Stated goal = Select every line holding the word "symboly" and copy it.
===== Input for this task =====
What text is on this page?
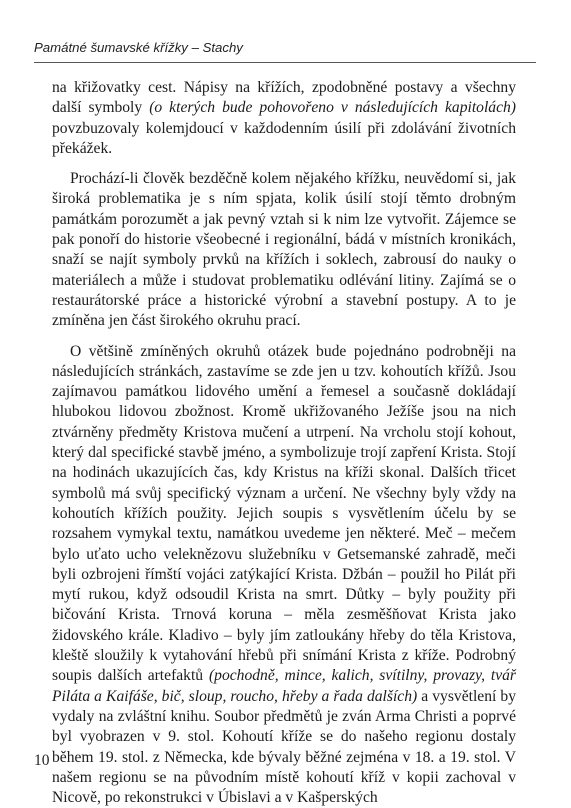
Památné šumavské křížky – Stachy

na křižovatky cest. Nápisy na křížích, zpodobněné postavy a všechny další symboly (o kterých bude pohovořeno v následujících kapitolách) povzbuzovaly kolemjdoucí v každodenním úsilí při zdolávání životních překážek.

Prochází-li člověk bezděčně kolem nějakého křížku, neuvědomí si, jak široká problematika je s ním spjata, kolik úsilí stojí těmto drobným památkám porozumět a jak pevný vztah si k nim lze vytvořit. Zájemce se pak ponoří do historie všeobecné i regionální, bádá v místních kronikách, snaží se najít symboly prvků na křížích i soklech, zabrousí do nauky o materiálech a může i studovat problematiku odlévání litiny. Zajímá se o restaurátorské práce a historické výrobní a stavební postupy. A to je zmíněna jen část širokého okruhu prací.

O většině zmíněných okruhů otázek bude pojednáno podrobněji na následujících stránkách, zastavíme se zde jen u tzv. kohoutích křížů. Jsou zajímavou památkou lidového umění a řemesel a současně dokládají hlubokou lidovou zbožnost. Kromě ukřižovaného Ježíše jsou na nich ztvárněny předměty Kristova mučení a utrpení. Na vrcholu stojí kohout, který dal specifické stavbě jméno, a symbolizuje trojí zapření Krista. Stojí na hodinách ukazujících čas, kdy Kristus na kříži skonal. Dalších třicet symbolů má svůj specifický význam a určení. Ne všechny byly vždy na kohoutích křížích použity. Jejich soupis s vysvětlením účelu by se rozsahem vymykal textu, namátkou uvedeme jen některé. Meč – mečem bylo uťato ucho veleknězovu služebníku v Getsemanské zahradě, meči byli ozbrojeni římští vojáci zatýkající Krista. Džbán – použil ho Pilát při mytí rukou, když odsoudil Krista na smrt. Důtky – byly použity při bičování Krista. Trnová koruna – měla zesměšňovat Krista jako židovského krále. Kladivo – byly jím zatloukány hřeby do těla Kristova, kleště sloužily k vytahování hřebů při snímání Krista z kříže. Podrobný soupis dalších artefaktů (pochodně, mince, kalich, svítilny, provazy, tvář Piláta a Kaifáše, bič, sloup, roucho, hřeby a řada dalších) a vysvětlení by vydaly na zvláštní knihu. Soubor předmětů je zván Arma Christi a poprvé byl vyobrazen v 9. stol. Kohoutí kříže se do našeho regionu dostaly během 19. stol. z Německa, kde bývaly běžné zejména v 18. a 19. stol. V našem regionu se na původním místě kohoutí kříž v kopii zachoval v Nicově, po rekonstrukci v Úbislavi a v Kašperských

10
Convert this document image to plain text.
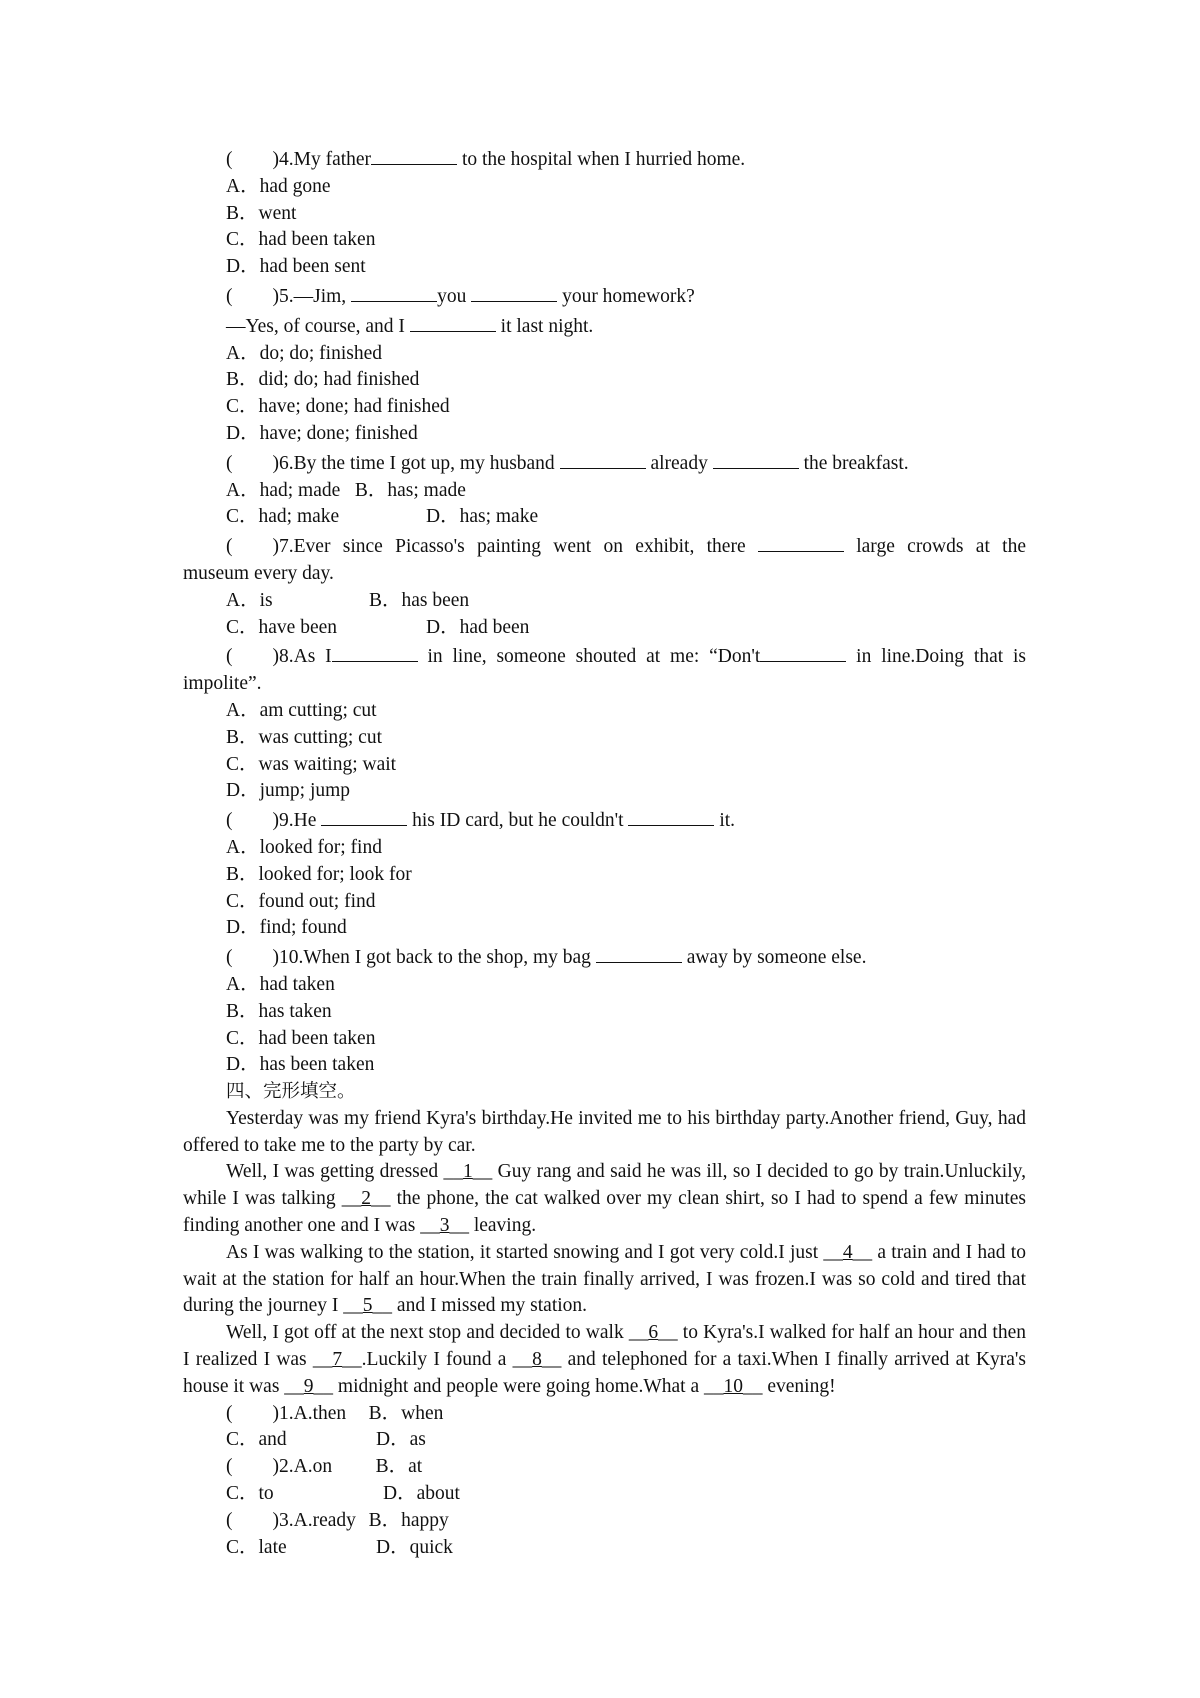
( )4.My father	to the hospital when I hurried home.
A．had gone
B．went
C．had been taken
D．had been sent
( )5.—Jim,	you	your homework?
—Yes, of course, and I	it last night.
A．do; do; finished
B．did; do; had finished
C．have; done; had finished
D．have; done; finished
( )6.By the time I got up, my husband	already	the breakfast.
A．had; made B．has; made
C．had; make	D．has; make
( )7.Ever since Picasso's painting went on exhibit, there	large crowds at the
museum every day.
A．is	B．has been
C．have been	D．had been
( )8.As I	in line, someone shouted at me: “Don't	in line.Doing that is
impolite”.
A．am cutting; cut
B．was cutting; cut
C．was waiting; wait
D．jump; jump
( )9.He	his ID card, but he couldn't	it.
A．looked for; find
B．looked for; look for
C．found out; find
D．find; found
( )10.When I got back to the shop, my bag	away by someone else.
A．had taken
B．has taken
C．had been taken
D．has been taken
四、完形填空。
Yesterday was my friend Kyra's birthday.He invited me to his birthday party.Another friend, Guy, had offered to take me to the party by car.
Well, I was getting dressed __1__ Guy rang and said he was ill, so I decided to go by train.Unluckily, while I was talking __2__ the phone, the cat walked over my clean shirt, so I had to spend a few minutes finding another one and I was __3__ leaving.
As I was walking to the station, it started snowing and I got very cold.I just __4__ a train and I had to wait at the station for half an hour.When the train finally arrived, I was frozen.I was so cold and tired that during the journey I __5__ and I missed my station.
Well, I got off at the next stop and decided to walk __6__ to Kyra's.I walked for half an hour and then I realized I was __7__.Luckily I found a __8__ and telephoned for a taxi.When I finally arrived at Kyra's house it was __9__ midnight and people were going home.What a __10__ evening!
( )1.A.then B．when
C．and	D．as
( )2.A.on B．at
C．to	D．about
( )3.A.ready B．happy
C．late	D．quick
=====
Solution to this task =
na křižovatky cest. Nápisy na křížích, zpodobněné postavy a všechny další symboly (o kterých bude pohovořeno v následujících kapitolách) povzbuzovaly kolemjdoucí v každodenním úsilí při zdolávání životních překážek.
Prochází-li člověk bezděčně kolem nějakého křížku, neuvědomí si, jak široká problematika je s ním spjata, kolik úsilí stojí těmto drobným památkám porozumět a jak pevný vztah si k nim lze vytvořit. Zájemce se pak ponoří do historie všeobecné i regionální, bádá v místních kronikách, snaží se najít symboly prvků na křížích i soklech, zabrousí do nauky o materiálech a může i studovat problematiku odlévání litiny. Zajímá se o restaurátorské práce a historické výrobní a stavební postupy. A to je zmíněna jen část širokého okruhu prací.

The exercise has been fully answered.